### PROBLEM REQUIREMENTS
Report, word for word, every line of the material that contains "Solar".

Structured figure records
════════════════
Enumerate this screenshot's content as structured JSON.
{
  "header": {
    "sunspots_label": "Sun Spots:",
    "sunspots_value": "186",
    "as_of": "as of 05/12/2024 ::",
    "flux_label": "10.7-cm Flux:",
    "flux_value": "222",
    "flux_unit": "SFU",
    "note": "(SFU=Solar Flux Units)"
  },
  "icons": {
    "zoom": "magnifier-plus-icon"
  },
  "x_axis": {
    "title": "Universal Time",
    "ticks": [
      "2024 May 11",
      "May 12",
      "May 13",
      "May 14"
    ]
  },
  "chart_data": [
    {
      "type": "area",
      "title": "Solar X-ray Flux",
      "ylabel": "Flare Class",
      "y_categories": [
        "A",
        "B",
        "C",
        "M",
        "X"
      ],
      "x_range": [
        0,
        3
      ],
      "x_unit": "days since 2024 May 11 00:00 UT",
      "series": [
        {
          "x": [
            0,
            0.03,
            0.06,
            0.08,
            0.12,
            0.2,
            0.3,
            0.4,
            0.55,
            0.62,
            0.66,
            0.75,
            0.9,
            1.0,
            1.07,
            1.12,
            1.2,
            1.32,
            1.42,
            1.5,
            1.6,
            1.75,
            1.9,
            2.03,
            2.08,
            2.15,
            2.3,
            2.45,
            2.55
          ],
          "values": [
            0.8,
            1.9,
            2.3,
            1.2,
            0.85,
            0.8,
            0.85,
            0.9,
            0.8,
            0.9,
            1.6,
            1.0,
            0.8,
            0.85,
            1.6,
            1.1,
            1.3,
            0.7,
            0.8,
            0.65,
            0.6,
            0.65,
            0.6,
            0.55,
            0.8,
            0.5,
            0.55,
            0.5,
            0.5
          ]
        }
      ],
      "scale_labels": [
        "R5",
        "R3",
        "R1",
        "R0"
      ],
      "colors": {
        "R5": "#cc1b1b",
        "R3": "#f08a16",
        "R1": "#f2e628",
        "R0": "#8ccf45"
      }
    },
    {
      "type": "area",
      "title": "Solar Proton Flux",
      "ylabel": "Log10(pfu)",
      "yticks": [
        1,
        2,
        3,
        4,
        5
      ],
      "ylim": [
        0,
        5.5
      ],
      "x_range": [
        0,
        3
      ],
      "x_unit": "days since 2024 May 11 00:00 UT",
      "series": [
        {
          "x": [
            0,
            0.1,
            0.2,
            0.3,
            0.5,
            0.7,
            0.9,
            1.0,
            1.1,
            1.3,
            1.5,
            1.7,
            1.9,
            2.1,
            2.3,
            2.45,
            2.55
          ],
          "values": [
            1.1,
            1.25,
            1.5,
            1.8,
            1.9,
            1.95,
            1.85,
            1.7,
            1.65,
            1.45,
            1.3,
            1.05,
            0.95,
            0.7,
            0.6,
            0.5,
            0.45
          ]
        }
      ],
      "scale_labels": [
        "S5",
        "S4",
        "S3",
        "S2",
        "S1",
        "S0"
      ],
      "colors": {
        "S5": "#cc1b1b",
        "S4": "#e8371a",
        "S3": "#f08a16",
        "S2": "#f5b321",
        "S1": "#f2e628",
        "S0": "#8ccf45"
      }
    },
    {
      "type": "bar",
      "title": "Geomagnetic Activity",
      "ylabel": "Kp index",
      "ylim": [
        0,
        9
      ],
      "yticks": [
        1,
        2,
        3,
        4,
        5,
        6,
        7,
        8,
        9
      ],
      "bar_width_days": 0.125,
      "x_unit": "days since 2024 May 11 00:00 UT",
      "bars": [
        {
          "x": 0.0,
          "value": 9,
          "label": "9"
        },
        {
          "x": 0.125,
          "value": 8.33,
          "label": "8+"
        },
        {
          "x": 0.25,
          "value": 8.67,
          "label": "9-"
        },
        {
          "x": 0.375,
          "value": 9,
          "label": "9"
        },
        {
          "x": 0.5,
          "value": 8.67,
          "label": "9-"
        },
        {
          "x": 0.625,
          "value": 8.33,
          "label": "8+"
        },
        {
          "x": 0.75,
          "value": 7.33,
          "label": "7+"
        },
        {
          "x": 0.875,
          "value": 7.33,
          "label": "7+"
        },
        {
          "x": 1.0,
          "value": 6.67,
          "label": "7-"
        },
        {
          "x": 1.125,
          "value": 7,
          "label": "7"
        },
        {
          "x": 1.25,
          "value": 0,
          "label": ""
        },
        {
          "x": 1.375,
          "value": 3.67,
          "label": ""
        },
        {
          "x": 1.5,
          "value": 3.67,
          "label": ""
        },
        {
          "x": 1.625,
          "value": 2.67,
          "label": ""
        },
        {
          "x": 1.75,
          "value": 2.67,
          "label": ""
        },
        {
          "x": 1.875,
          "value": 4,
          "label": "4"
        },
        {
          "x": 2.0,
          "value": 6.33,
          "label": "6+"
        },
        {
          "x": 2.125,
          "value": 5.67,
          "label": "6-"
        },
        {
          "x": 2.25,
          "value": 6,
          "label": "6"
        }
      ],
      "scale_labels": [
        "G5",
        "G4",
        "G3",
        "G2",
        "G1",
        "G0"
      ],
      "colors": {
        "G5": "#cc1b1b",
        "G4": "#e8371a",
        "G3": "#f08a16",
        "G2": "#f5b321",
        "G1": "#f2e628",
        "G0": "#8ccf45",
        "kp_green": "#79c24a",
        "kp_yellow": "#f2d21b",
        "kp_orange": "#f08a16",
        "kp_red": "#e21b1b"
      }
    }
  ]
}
════════════════
### TASK SOLUTION
    "note": "(SFU=Solar Flux Units)"
      "title": "Solar X-ray Flux",
      "title": "Solar Proton Flux",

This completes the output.